--- Short task ---
Copy out each line below that has the word "name" in it.

--- Record extracts ---

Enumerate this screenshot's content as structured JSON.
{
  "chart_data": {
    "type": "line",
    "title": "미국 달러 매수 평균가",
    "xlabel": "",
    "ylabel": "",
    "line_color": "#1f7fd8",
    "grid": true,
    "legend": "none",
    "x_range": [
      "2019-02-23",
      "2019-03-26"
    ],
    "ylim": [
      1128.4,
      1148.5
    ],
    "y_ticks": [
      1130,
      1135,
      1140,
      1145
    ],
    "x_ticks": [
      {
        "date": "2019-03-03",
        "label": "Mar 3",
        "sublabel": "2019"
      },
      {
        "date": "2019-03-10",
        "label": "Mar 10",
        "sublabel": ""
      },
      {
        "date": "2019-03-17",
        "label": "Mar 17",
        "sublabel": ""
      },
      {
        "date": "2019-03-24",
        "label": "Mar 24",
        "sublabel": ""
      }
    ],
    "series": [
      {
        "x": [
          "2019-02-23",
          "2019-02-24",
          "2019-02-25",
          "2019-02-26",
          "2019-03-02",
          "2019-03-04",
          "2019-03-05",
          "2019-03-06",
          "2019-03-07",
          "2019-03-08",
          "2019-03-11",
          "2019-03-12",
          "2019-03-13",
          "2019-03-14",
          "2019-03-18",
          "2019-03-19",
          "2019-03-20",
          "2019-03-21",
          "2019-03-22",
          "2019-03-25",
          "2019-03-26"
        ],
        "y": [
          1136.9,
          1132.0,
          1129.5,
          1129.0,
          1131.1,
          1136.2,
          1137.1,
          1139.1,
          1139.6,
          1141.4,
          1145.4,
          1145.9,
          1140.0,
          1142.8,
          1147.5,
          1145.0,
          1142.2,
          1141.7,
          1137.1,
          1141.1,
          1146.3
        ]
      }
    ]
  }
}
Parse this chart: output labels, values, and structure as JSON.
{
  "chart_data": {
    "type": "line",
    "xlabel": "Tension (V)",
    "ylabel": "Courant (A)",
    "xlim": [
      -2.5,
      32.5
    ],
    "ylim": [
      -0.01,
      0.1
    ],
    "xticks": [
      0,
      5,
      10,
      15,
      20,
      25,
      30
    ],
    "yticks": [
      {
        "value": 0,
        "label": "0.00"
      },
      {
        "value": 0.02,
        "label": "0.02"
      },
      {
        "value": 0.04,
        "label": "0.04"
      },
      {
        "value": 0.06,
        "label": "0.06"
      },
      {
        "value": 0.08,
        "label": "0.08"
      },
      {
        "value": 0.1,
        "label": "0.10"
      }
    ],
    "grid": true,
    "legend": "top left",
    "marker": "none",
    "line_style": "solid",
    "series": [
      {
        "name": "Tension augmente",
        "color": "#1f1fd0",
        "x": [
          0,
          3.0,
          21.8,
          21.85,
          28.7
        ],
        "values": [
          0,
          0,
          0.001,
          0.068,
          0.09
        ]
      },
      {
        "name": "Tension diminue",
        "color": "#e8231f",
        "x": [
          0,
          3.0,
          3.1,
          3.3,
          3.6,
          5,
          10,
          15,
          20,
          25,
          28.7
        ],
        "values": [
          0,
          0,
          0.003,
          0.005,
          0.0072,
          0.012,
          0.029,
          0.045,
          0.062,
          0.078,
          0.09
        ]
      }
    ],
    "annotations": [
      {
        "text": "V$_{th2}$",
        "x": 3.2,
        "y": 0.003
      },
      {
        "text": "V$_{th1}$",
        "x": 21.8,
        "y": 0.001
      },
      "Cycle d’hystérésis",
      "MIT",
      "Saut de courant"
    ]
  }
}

--- Correct output ---
        "name": "Tension augmente",
        "name": "Tension diminue",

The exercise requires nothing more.